GIVEN EXERCISE: Repeat exactly, and only, the lines from the line containing "Output the text content of this document." through the last line of the records below, including both.

LISTED ENTRIES:

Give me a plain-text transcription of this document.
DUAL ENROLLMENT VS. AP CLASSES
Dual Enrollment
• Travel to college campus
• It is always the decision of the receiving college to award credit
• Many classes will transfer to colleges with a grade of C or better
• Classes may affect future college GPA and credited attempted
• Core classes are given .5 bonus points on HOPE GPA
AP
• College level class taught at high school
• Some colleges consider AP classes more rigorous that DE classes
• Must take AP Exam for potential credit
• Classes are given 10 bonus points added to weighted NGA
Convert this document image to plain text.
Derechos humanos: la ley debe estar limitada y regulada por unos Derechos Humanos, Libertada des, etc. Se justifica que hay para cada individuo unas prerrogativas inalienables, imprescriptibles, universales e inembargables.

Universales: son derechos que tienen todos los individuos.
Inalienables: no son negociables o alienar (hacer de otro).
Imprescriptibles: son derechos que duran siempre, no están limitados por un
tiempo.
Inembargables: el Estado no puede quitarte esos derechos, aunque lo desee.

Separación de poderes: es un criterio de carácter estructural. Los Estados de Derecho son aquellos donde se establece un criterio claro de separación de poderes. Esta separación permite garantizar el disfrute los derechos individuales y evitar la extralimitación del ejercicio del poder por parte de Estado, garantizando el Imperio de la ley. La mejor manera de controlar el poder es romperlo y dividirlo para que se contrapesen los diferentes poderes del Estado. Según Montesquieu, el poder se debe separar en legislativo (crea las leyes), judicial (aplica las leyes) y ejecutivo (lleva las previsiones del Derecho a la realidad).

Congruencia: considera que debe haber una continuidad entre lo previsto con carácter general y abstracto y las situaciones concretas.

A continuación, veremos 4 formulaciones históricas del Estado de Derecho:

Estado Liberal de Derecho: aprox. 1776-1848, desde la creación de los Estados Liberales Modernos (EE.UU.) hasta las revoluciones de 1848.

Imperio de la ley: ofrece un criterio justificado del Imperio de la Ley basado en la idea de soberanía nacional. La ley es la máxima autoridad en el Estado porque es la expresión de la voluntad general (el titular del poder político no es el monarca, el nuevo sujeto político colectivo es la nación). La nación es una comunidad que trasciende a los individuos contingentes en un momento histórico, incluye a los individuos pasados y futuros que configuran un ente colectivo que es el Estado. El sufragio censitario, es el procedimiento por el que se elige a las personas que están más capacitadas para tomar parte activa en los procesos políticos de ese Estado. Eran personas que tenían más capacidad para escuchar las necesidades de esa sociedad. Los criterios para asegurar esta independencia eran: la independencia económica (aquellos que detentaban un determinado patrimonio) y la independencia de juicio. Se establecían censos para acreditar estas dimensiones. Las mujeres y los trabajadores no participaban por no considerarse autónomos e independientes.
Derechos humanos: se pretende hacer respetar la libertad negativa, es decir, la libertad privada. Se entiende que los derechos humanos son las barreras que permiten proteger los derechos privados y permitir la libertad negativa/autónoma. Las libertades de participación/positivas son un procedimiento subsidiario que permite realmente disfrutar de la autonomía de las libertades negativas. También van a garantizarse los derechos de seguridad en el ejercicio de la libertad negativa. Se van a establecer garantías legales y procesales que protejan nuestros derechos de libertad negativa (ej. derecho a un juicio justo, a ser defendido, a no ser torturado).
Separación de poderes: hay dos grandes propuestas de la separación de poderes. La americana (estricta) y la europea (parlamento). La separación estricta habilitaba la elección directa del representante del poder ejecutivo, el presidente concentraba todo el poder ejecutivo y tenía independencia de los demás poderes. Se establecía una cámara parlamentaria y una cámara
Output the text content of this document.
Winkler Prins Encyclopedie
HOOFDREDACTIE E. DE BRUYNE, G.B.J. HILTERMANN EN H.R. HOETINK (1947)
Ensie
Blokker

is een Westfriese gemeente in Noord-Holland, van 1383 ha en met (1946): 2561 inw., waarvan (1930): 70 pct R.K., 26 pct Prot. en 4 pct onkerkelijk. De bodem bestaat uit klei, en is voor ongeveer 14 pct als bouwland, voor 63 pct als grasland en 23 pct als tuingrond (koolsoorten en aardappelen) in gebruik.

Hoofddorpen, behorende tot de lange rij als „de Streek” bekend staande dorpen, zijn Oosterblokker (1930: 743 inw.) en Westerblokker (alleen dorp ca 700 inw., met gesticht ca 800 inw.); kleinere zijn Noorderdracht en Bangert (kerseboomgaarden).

ANSWER TO THIS EXERCISE:
Output the text content of this document.
Winkler Prins Encyclopedie
HOOFDREDACTIE E. DE BRUYNE, G.B.J. HILTERMANN EN H.R. HOETINK (1947)
Ensie
Blokker

is een Westfriese gemeente in Noord-Holland, van 1383 ha en met (1946): 2561 inw., waarvan (1930): 70 pct R.K., 26 pct Prot. en 4 pct onkerkelijk. De bodem bestaat uit klei, en is voor ongeveer 14 pct als bouwland, voor 63 pct als grasland en 23 pct als tuingrond (koolsoorten en aardappelen) in gebruik.

Hoofddorpen, behorende tot de lange rij als „de Streek” bekend staande dorpen, zijn Oosterblokker (1930: 743 inw.) en Westerblokker (alleen dorp ca 700 inw., met gesticht ca 800 inw.); kleinere zijn Noorderdracht en Bangert (kerseboomgaarden).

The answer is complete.